### [What the task asks]
Copy the stretch of the testosterone text from "While longitudinal studies" through "and almost impossible.", swapping in "major undertaking" wherever "significant undertaking" appears.

### [Selected extract]
+ + + +

They note that the lowest levels of testosterone are seen at ages 58-59, which corresponds with “the peak prevalence of low sexual desire, arousal, and sexual self-image.” This does support the use of testosterone to treat disorders of sexual desire and arousal for women who are postmenopausal and who are distressed by these changes and desire treatment.
They offer caution that the lowest levels of testosterone at ages 59-59, “should not be interpreted as justification for testosterone treatment of females of this age” for other reasons outside of libido/desire, as “randomised placebo-controlled trials have not shown testosterone supplementation confers other health benefits, such as prevention of muscle loss, cognitive benefits or improved mood, or increased bone density, with the caveat that many studies reporting these outcomes had major design limitations.” It is important to emphasize that there is no level where testosterone for women is considered too low. This is not like thyroid hormone or iron, where we know the body needs a specific level.
There is a lot of interest in understanding why testosterone levels naturally rise around age 60. Some data show that the women who don’t get that rise are more likely to have reduced grip strength, have more depressive symptoms, and are more likely to have cardiovascular disease. However, correlation does not necessarily mean causation, and we don’t know if this is cause and effect, so people should not jump to conclusions. It’s just as possible that depression or cardiovascular disease result in lower testosterone levels or that physical activity, which reduces cardiovascular disease risk and can treat depression, raises testosterone. Further research is required to elucidate the physiology underlying the later-in-life increase in testosterone.
The Caveat
This is a cross-sectional study, meaning women were not followed over time. We assume that the groups of women are pretty similar based on all of the screening and being matched for the stage of menopause. Still, it’s always possible that in a longitudinal study, there may be different results.
While longitudinal studies are ideal, following a large group of women over approximately thirty years and retaining enough participants to have sufficient data would be a significant undertaking and almost impossible.
Summing It All Up
Understanding what actually happens to testosterone across the menopause transition helps us separate evidence from influencer fantasy and sales pitches. The takeaway? For women, testosterone levels decline gradually with age, not because of menopause, and we should use the data we have to guide testosterone therapy based on science, not social media marketing.

+ + + +

(Collection entries)

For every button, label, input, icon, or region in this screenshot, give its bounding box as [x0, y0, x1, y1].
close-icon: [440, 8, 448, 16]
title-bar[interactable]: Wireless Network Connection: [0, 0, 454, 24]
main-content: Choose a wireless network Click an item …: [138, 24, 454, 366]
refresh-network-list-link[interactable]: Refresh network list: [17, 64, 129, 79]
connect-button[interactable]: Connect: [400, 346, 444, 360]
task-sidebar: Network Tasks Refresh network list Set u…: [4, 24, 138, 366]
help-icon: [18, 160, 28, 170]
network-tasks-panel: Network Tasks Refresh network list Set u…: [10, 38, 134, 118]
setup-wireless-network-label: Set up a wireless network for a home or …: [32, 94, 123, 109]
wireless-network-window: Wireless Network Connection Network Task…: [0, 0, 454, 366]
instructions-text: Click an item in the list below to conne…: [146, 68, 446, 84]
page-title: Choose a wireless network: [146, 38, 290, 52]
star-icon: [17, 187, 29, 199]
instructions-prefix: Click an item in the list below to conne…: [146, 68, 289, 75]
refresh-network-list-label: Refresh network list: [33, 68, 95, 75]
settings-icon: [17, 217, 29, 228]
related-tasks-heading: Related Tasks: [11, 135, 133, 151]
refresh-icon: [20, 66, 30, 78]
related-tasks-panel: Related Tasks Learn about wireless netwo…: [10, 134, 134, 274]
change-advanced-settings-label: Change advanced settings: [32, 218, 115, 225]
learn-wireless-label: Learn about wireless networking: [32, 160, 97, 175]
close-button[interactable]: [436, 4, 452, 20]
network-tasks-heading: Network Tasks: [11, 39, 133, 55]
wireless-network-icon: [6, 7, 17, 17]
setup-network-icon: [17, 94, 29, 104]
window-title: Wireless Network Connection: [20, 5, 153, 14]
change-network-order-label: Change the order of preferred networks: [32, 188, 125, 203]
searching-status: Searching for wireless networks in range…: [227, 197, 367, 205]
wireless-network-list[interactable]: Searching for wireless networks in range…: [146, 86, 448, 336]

+ + + +

### [Your response]
While longitudinal studies are ideal, following a large group of women over approximately thirty years and retaining enough participants to have sufficient data would be a major undertaking and almost impossible.